=== WORK INSTRUCTIONS ===
What number of lines hold the word "subtitle"? State that number and nothing besides.

=== EXCERPTED DATA ===
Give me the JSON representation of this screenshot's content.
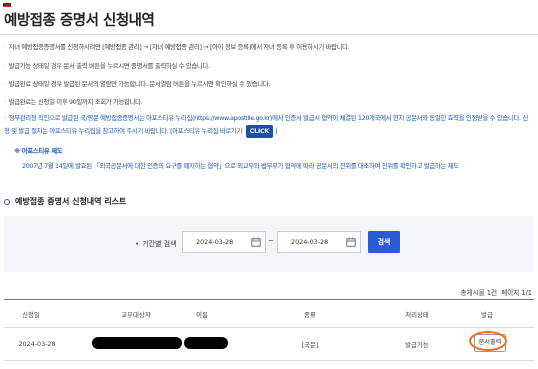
{
  "page": {
    "title": "예방접종 증명서 신청내역"
  },
  "notices": [
    "자녀 예방접종증명서를 신청하시려면 [예방접종 관리] → [자녀 예방접종 관리] → [아이 정보 등록]에서 자녀 등록 후 이용하시기 바랍니다.",
    "발급가능 상태일 경우 문서 출력 버튼을 누르시면 증명서를 출력하실 수 있습니다.",
    "발급완료 상태일 경우 발급된 문서의 열람만 가능합니다. 문서열람 버튼을 누르시면 확인하실 수 있습니다.",
    "발급완료는 신청일 이후 90일까지 조회가 가능합니다."
  ],
  "apostille": {
    "intro": "정부관리청 직인으로 발급된 국/영문 예방접종증명서는 아포스티유 누리집(https://www.apostille.go.kr)에서 인증서 발급시 협약이 체결된 120개국에서 현지 공문서와 동일한 효력을 인정받을 수 있습니다. 신청 및 발급 절차는 아포스티유 누리집을 참고하여 주시기 바랍니다.",
    "link_text": "[아포스티유 누리집 바로가기",
    "click_label": "CLICK",
    "link_suffix": "]",
    "section_title": "※ 아포스티유 제도",
    "description": "2007년 7월 14일에 발효된 「외국공문서에 대한 인증의 요구를 폐지하는 협약」으로 외교부와 법무부가 협약에 따라 공문서의 진위를 대조하여 진위를 확인하고 발급하는 제도"
  },
  "list": {
    "title": "예방접종 증명서 신청내역 리스트",
    "search": {
      "label": "기간별 검색",
      "start_date": "2024-03-28",
      "end_date": "2024-03-28",
      "separator": "~",
      "button_label": "검색"
    },
    "total_text": "총게시물 1건",
    "page_text": "페이지 1/1",
    "columns": [
      "신청일",
      "교부대상자",
      "이름",
      "종류",
      "처리상태",
      "발급"
    ],
    "rows": [
      {
        "date": "2024-03-28",
        "type": "[국문]",
        "status": "발급가능",
        "action": "문서출력"
      }
    ]
  },
  "colors": {
    "accent": "#2a5bd7",
    "link": "#1f56b5",
    "highlight": "#f36f21"
  }
}
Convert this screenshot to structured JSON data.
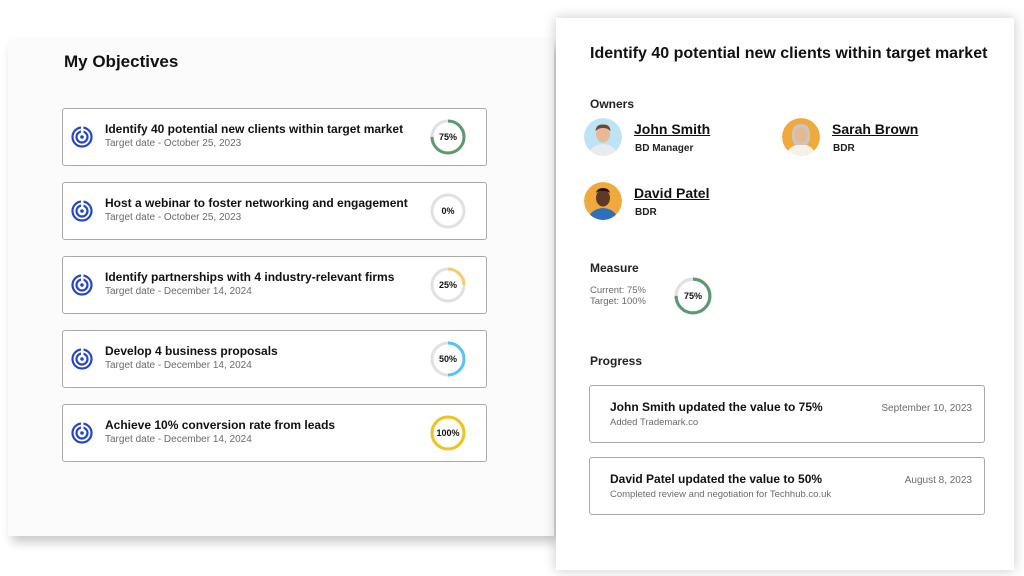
{
  "objectives_panel": {
    "title": "My Objectives",
    "items": [
      {
        "title": "Identify 40 potential new clients within target market",
        "date": "Target date - October 25, 2023",
        "progress_label": "75%",
        "progress": 0.75,
        "color": "#5a9a6e"
      },
      {
        "title": "Host a webinar to foster networking and engagement",
        "date": "Target date - October 25, 2023",
        "progress_label": "0%",
        "progress": 0,
        "color": "#5a9a6e"
      },
      {
        "title": "Identify partnerships with 4 industry-relevant firms",
        "date": "Target date - December 14, 2024",
        "progress_label": "25%",
        "progress": 0.25,
        "color": "#f2cd6e"
      },
      {
        "title": "Develop 4 business proposals",
        "date": "Target date - December 14, 2024",
        "progress_label": "50%",
        "progress": 0.5,
        "color": "#5cc3ef"
      },
      {
        "title": "Achieve 10% conversion rate from leads",
        "date": "Target date - December 14, 2024",
        "progress_label": "100%",
        "progress": 1.0,
        "color": "#f2c21c"
      }
    ],
    "icon": "target-icon",
    "icon_color": "#2547c7"
  },
  "detail": {
    "title": "Identify 40 potential new clients within target market",
    "owners_label": "Owners",
    "owners": [
      {
        "name": "John Smith",
        "role": "BD Manager",
        "avatar": "avatar-john-smith"
      },
      {
        "name": "Sarah Brown",
        "role": "BDR",
        "avatar": "avatar-sarah-brown"
      },
      {
        "name": "David Patel",
        "role": "BDR",
        "avatar": "avatar-david-patel"
      }
    ],
    "measure_label": "Measure",
    "measure_current": "Current: 75%",
    "measure_target": "Target: 100%",
    "measure_ring_label": "75%",
    "measure_progress": 0.75,
    "measure_color": "#5a9a6e",
    "progress_label": "Progress",
    "updates": [
      {
        "title": "John Smith updated the value to 75%",
        "subtitle": "Added Trademark.co",
        "date": "September 10, 2023"
      },
      {
        "title": "David Patel updated the value to 50%",
        "subtitle": "Completed review and negotiation for Techhub.co.uk",
        "date": "August 8, 2023"
      }
    ]
  },
  "colors": {
    "ring_track": "#e1e1e1",
    "card_border": "#a9a9a9"
  }
}
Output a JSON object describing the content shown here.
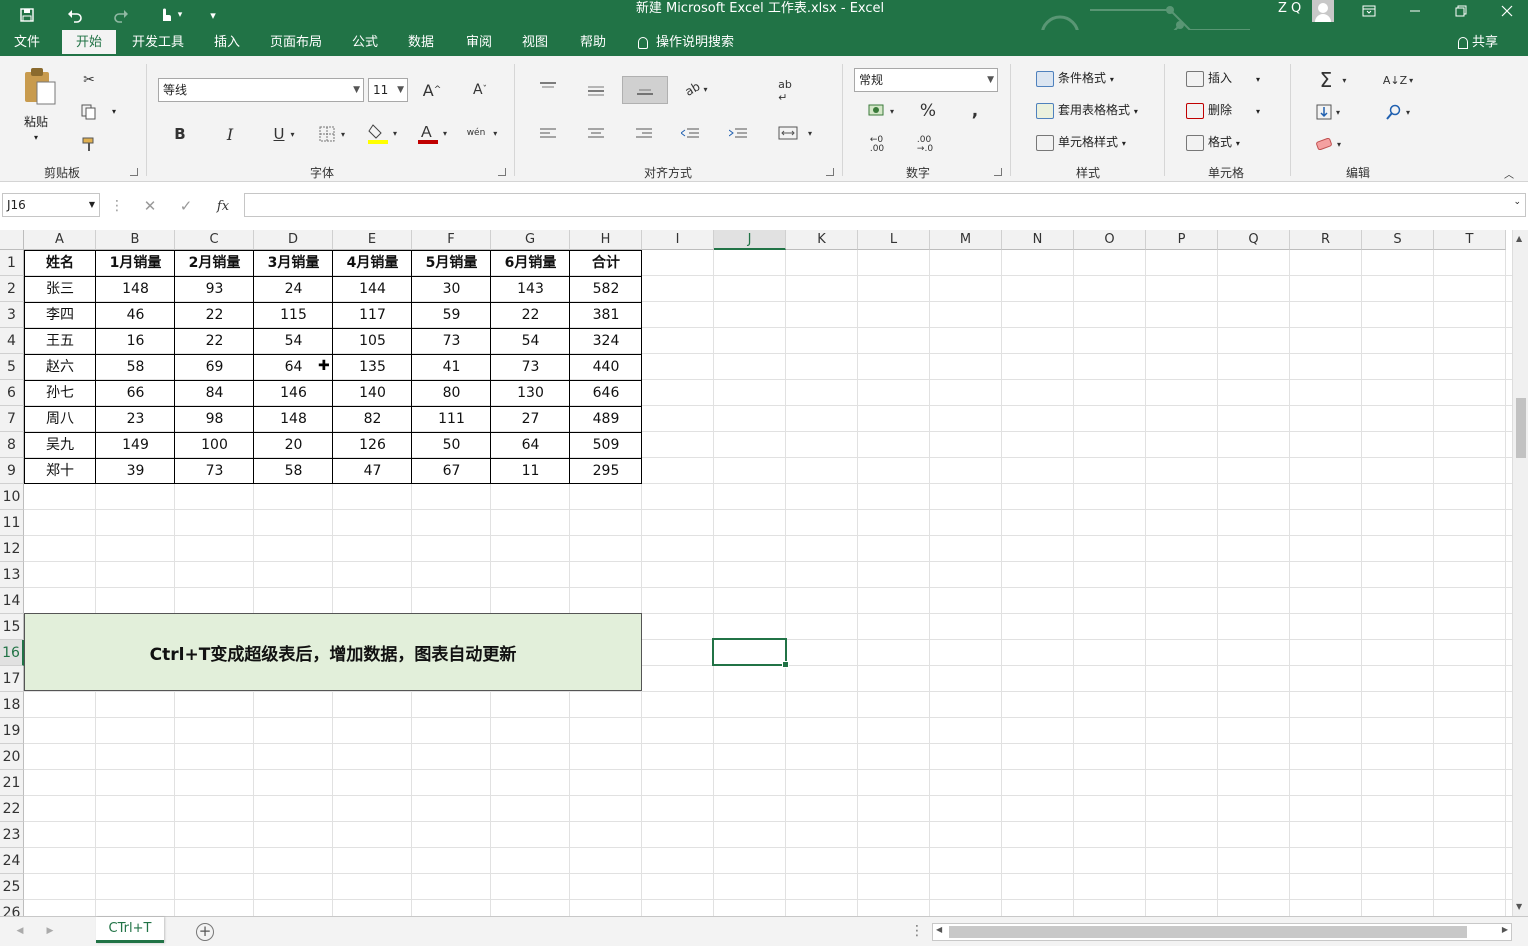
{
  "window": {
    "title": "新建 Microsoft Excel 工作表.xlsx  -  Excel",
    "user": "Z Q"
  },
  "menu": {
    "tabs": [
      "文件",
      "开始",
      "开发工具",
      "插入",
      "页面布局",
      "公式",
      "数据",
      "审阅",
      "视图",
      "帮助"
    ],
    "search": "操作说明搜索",
    "share": "共享"
  },
  "ribbon": {
    "clipboard": {
      "paste": "粘贴",
      "label": "剪贴板"
    },
    "font": {
      "family": "等线",
      "size": "11",
      "label": "字体"
    },
    "alignment": {
      "label": "对齐方式"
    },
    "number": {
      "format": "常规",
      "label": "数字"
    },
    "styles": {
      "conditional": "条件格式",
      "table_format": "套用表格格式",
      "cell_styles": "单元格样式",
      "label": "样式"
    },
    "cells": {
      "insert": "插入",
      "delete": "删除",
      "format": "格式",
      "label": "单元格"
    },
    "editing": {
      "label": "编辑"
    }
  },
  "formula_bar": {
    "name_box": "J16",
    "formula": ""
  },
  "columns": [
    "A",
    "B",
    "C",
    "D",
    "E",
    "F",
    "G",
    "H",
    "I",
    "J",
    "K",
    "L",
    "M",
    "N",
    "O",
    "P",
    "Q",
    "R",
    "S",
    "T"
  ],
  "rows": [
    "1",
    "2",
    "3",
    "4",
    "5",
    "6",
    "7",
    "8",
    "9",
    "10",
    "11",
    "12",
    "13",
    "14",
    "15",
    "16",
    "17",
    "18",
    "19",
    "20",
    "21",
    "22",
    "23",
    "24",
    "25",
    "26"
  ],
  "table": {
    "headers": [
      "姓名",
      "1月销量",
      "2月销量",
      "3月销量",
      "4月销量",
      "5月销量",
      "6月销量",
      "合计"
    ],
    "rows": [
      [
        "张三",
        "148",
        "93",
        "24",
        "144",
        "30",
        "143",
        "582"
      ],
      [
        "李四",
        "46",
        "22",
        "115",
        "117",
        "59",
        "22",
        "381"
      ],
      [
        "王五",
        "16",
        "22",
        "54",
        "105",
        "73",
        "54",
        "324"
      ],
      [
        "赵六",
        "58",
        "69",
        "64",
        "135",
        "41",
        "73",
        "440"
      ],
      [
        "孙七",
        "66",
        "84",
        "146",
        "140",
        "80",
        "130",
        "646"
      ],
      [
        "周八",
        "23",
        "98",
        "148",
        "82",
        "111",
        "27",
        "489"
      ],
      [
        "吴九",
        "149",
        "100",
        "20",
        "126",
        "50",
        "64",
        "509"
      ],
      [
        "郑十",
        "39",
        "73",
        "58",
        "47",
        "67",
        "11",
        "295"
      ]
    ]
  },
  "note": "Ctrl+T变成超级表后，增加数据，图表自动更新",
  "selected_cell": "J16",
  "sheet": {
    "tabs": [
      "CTrl+T"
    ]
  },
  "colors": {
    "accent": "#217346",
    "note_fill": "#e2efda"
  }
}
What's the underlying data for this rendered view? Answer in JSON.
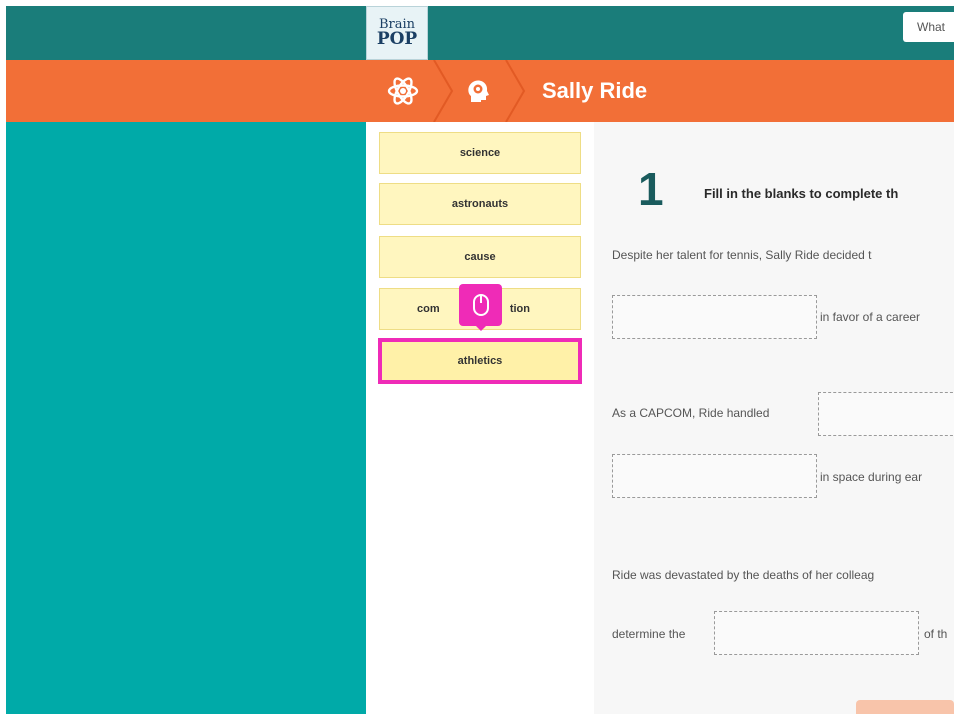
{
  "header": {
    "logo_top": "Brain",
    "logo_bottom": "POP",
    "search_placeholder": "What"
  },
  "breadcrumb": {
    "icons": [
      "atom-icon",
      "head-icon"
    ],
    "title": "Sally Ride"
  },
  "word_bank": {
    "words": [
      "science",
      "astronauts",
      "cause",
      "communication",
      "athletics"
    ],
    "occluded_label_left": "com",
    "occluded_label_right": "tion",
    "selected": "athletics"
  },
  "question": {
    "number": "1",
    "instruction": "Fill in the blanks to complete th",
    "sentence1": "Despite her talent for tennis, Sally Ride decided t",
    "sentence1_after": "in favor of a career",
    "sentence2": "As a CAPCOM, Ride handled",
    "sentence2_after": "in space during ear",
    "sentence3": "Ride was devastated by the deaths of her colleag",
    "sentence3_before": "determine the",
    "sentence3_after": "of th"
  },
  "colors": {
    "topbar": "#1a7d7a",
    "orange": "#f26f37",
    "teal": "#00aaa8",
    "tile": "#fff6bf",
    "highlight": "#ef2bb7"
  }
}
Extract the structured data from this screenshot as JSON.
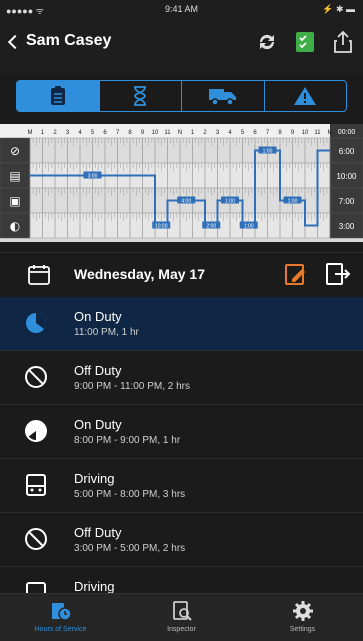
{
  "status_bar": {
    "carrier": "●●●●● ᯤ",
    "time": "9:41 AM",
    "battery": "⚡ ✱ ▬"
  },
  "header": {
    "back_label": "Sam Casey"
  },
  "tabs": [
    "logs-tab",
    "timer-tab",
    "truck-tab",
    "alert-tab"
  ],
  "grid": {
    "hours": [
      "M",
      "1",
      "2",
      "3",
      "4",
      "5",
      "6",
      "7",
      "8",
      "9",
      "10",
      "11",
      "N",
      "1",
      "2",
      "3",
      "4",
      "5",
      "6",
      "7",
      "8",
      "9",
      "10",
      "11",
      "M"
    ],
    "rows": [
      "off-duty",
      "sleeper",
      "driving",
      "on-duty"
    ],
    "totals_header": "00:00",
    "totals": [
      "6:00",
      "10:00",
      "7:00",
      "3:00"
    ],
    "segment_labels": [
      "3:00",
      "10:00",
      "4:00",
      "2:00",
      "1:00",
      "1:00",
      "1:00",
      "1:00"
    ]
  },
  "date_label": "Wednesday, May 17",
  "entries": [
    {
      "status": "On Duty",
      "time": "11:00 PM, 1 hr",
      "icon": "on-duty-icon",
      "active": true
    },
    {
      "status": "Off Duty",
      "time": "9:00 PM - 11:00 PM, 2 hrs",
      "icon": "off-duty-icon",
      "active": false
    },
    {
      "status": "On Duty",
      "time": "8:00 PM - 9:00 PM, 1 hr",
      "icon": "on-duty-icon",
      "active": false
    },
    {
      "status": "Driving",
      "time": "5:00 PM - 8:00 PM, 3 hrs",
      "icon": "driving-icon",
      "active": false
    },
    {
      "status": "Off Duty",
      "time": "3:00 PM - 5:00 PM, 2 hrs",
      "icon": "off-duty-icon",
      "active": false
    },
    {
      "status": "Driving",
      "time": "",
      "icon": "driving-icon",
      "active": false
    }
  ],
  "tabbar": [
    {
      "label": "Hours of Service",
      "icon": "hours-of-service-icon",
      "active": true
    },
    {
      "label": "Inspector",
      "icon": "inspector-icon",
      "active": false
    },
    {
      "label": "Settings",
      "icon": "settings-icon",
      "active": false
    }
  ],
  "colors": {
    "accent": "#2f8fdc",
    "active_row": "#0f2744",
    "edit_orange": "#e8782b",
    "check_green": "#3fae48"
  }
}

=== FINAL ANSWER ===
2